Exercise
Your answer should be one number: the count of lines in these entries that hold the word "是椭圆与".

Items from a dataset:
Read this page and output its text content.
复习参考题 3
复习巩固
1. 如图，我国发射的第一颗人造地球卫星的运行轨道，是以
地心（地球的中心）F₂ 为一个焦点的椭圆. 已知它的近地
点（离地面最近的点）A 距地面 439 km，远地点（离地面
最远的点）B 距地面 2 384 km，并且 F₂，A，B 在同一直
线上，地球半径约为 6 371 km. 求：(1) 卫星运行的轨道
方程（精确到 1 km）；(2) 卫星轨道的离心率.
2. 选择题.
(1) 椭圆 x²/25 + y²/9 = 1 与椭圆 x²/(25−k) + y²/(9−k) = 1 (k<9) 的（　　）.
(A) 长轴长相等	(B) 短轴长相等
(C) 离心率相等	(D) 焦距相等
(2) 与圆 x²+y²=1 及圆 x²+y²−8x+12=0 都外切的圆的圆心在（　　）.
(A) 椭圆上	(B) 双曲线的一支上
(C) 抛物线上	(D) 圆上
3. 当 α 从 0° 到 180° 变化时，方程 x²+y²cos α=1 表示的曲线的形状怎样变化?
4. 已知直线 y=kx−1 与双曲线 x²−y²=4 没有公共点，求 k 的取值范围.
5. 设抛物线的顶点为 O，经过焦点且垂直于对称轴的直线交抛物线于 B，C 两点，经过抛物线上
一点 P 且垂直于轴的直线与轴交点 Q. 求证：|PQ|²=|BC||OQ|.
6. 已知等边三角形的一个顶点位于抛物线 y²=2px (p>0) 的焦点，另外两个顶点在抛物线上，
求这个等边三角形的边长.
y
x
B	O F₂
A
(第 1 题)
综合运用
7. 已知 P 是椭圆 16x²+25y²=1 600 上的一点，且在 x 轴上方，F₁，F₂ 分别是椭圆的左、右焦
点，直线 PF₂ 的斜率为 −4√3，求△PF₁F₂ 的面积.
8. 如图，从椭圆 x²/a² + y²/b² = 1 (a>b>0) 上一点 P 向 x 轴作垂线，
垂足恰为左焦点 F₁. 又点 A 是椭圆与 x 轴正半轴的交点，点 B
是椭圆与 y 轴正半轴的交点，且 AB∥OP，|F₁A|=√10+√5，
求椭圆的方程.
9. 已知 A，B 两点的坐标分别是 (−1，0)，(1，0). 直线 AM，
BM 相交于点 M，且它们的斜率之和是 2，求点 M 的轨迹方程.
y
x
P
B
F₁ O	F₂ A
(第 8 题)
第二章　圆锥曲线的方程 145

Answer for this exercise
2